**Task**
Find all lines in the listing that include the word "items", then copy them.

# START OF Excerpted records

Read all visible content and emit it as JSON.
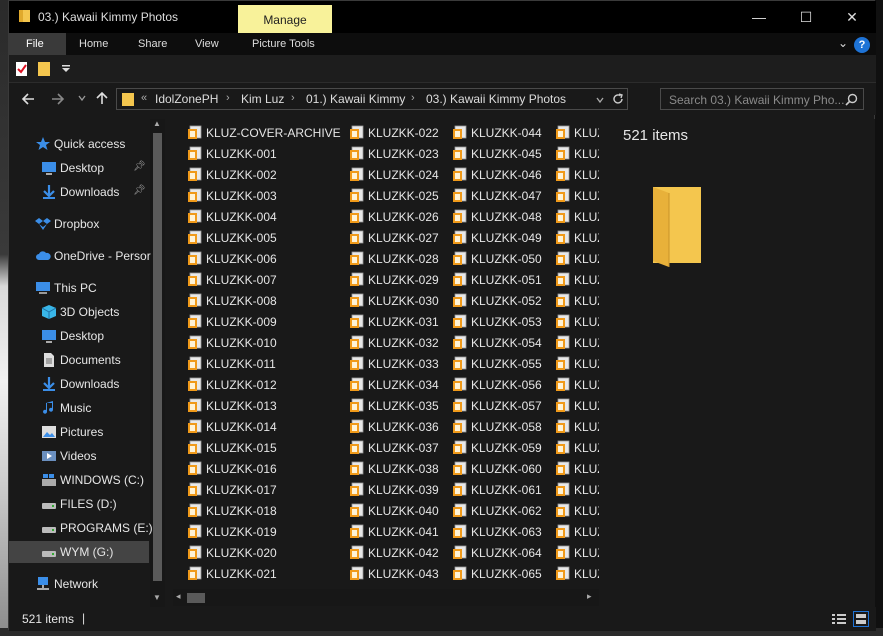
{
  "window": {
    "title": "03.) Kawaii Kimmy Photos",
    "manage_label": "Manage",
    "minimize": "—",
    "maximize": "☐",
    "close": "✕"
  },
  "ribbon": {
    "tabs": [
      "File",
      "Home",
      "Share",
      "View",
      "Picture Tools"
    ],
    "help_label": "?",
    "collapse_label": "⌄"
  },
  "address": {
    "overflow": "«",
    "crumbs": [
      "IdolZonePH",
      "Kim Luz",
      "01.) Kawaii Kimmy",
      "03.) Kawaii Kimmy Photos"
    ],
    "search_placeholder": "Search 03.) Kawaii Kimmy Pho..."
  },
  "nav": {
    "items": [
      {
        "label": "Quick access",
        "icon": "star-icon"
      },
      {
        "label": "Desktop",
        "icon": "desktop-icon",
        "pinned": true
      },
      {
        "label": "Downloads",
        "icon": "download-icon",
        "pinned": true
      },
      {
        "label": "Dropbox",
        "icon": "dropbox-icon"
      },
      {
        "label": "OneDrive - Persor",
        "icon": "cloud-icon"
      },
      {
        "label": "This PC",
        "icon": "pc-icon"
      },
      {
        "label": "3D Objects",
        "icon": "cube-icon"
      },
      {
        "label": "Desktop",
        "icon": "desktop-icon"
      },
      {
        "label": "Documents",
        "icon": "document-icon"
      },
      {
        "label": "Downloads",
        "icon": "download-icon"
      },
      {
        "label": "Music",
        "icon": "music-icon"
      },
      {
        "label": "Pictures",
        "icon": "pictures-icon"
      },
      {
        "label": "Videos",
        "icon": "video-icon"
      },
      {
        "label": "WINDOWS (C:)",
        "icon": "windows-drive-icon"
      },
      {
        "label": "FILES (D:)",
        "icon": "drive-icon"
      },
      {
        "label": "PROGRAMS (E:)",
        "icon": "drive-icon"
      },
      {
        "label": "WYM (G:)",
        "icon": "drive-icon",
        "selected": true
      },
      {
        "label": "Network",
        "icon": "network-icon"
      }
    ]
  },
  "files": {
    "columns": [
      [
        "KLUZ-COVER-ARCHIVE",
        "KLUZKK-001",
        "KLUZKK-002",
        "KLUZKK-003",
        "KLUZKK-004",
        "KLUZKK-005",
        "KLUZKK-006",
        "KLUZKK-007",
        "KLUZKK-008",
        "KLUZKK-009",
        "KLUZKK-010",
        "KLUZKK-011",
        "KLUZKK-012",
        "KLUZKK-013",
        "KLUZKK-014",
        "KLUZKK-015",
        "KLUZKK-016",
        "KLUZKK-017",
        "KLUZKK-018",
        "KLUZKK-019",
        "KLUZKK-020",
        "KLUZKK-021"
      ],
      [
        "KLUZKK-022",
        "KLUZKK-023",
        "KLUZKK-024",
        "KLUZKK-025",
        "KLUZKK-026",
        "KLUZKK-027",
        "KLUZKK-028",
        "KLUZKK-029",
        "KLUZKK-030",
        "KLUZKK-031",
        "KLUZKK-032",
        "KLUZKK-033",
        "KLUZKK-034",
        "KLUZKK-035",
        "KLUZKK-036",
        "KLUZKK-037",
        "KLUZKK-038",
        "KLUZKK-039",
        "KLUZKK-040",
        "KLUZKK-041",
        "KLUZKK-042",
        "KLUZKK-043"
      ],
      [
        "KLUZKK-044",
        "KLUZKK-045",
        "KLUZKK-046",
        "KLUZKK-047",
        "KLUZKK-048",
        "KLUZKK-049",
        "KLUZKK-050",
        "KLUZKK-051",
        "KLUZKK-052",
        "KLUZKK-053",
        "KLUZKK-054",
        "KLUZKK-055",
        "KLUZKK-056",
        "KLUZKK-057",
        "KLUZKK-058",
        "KLUZKK-059",
        "KLUZKK-060",
        "KLUZKK-061",
        "KLUZKK-062",
        "KLUZKK-063",
        "KLUZKK-064",
        "KLUZKK-065"
      ],
      [
        "KLUZ",
        "KLUZ",
        "KLUZ",
        "KLUZ",
        "KLUZ",
        "KLUZ",
        "KLUZ",
        "KLUZ",
        "KLUZ",
        "KLUZ",
        "KLUZ",
        "KLUZ",
        "KLUZ",
        "KLUZ",
        "KLUZ",
        "KLUZ",
        "KLUZ",
        "KLUZ",
        "KLUZ",
        "KLUZ",
        "KLUZ",
        "KLUZ"
      ]
    ]
  },
  "preview": {
    "item_count": "521 items"
  },
  "status": {
    "text": "521 items",
    "cursor": "|"
  },
  "colors": {
    "manage_tab": "#f8f29a",
    "folder": "#f4c64e",
    "accent": "#1e73d6"
  }
}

# END OF Excerpted records

**Result for this exercise**
    "items": [
    "item_count": "521 items"
    "text": "521 items",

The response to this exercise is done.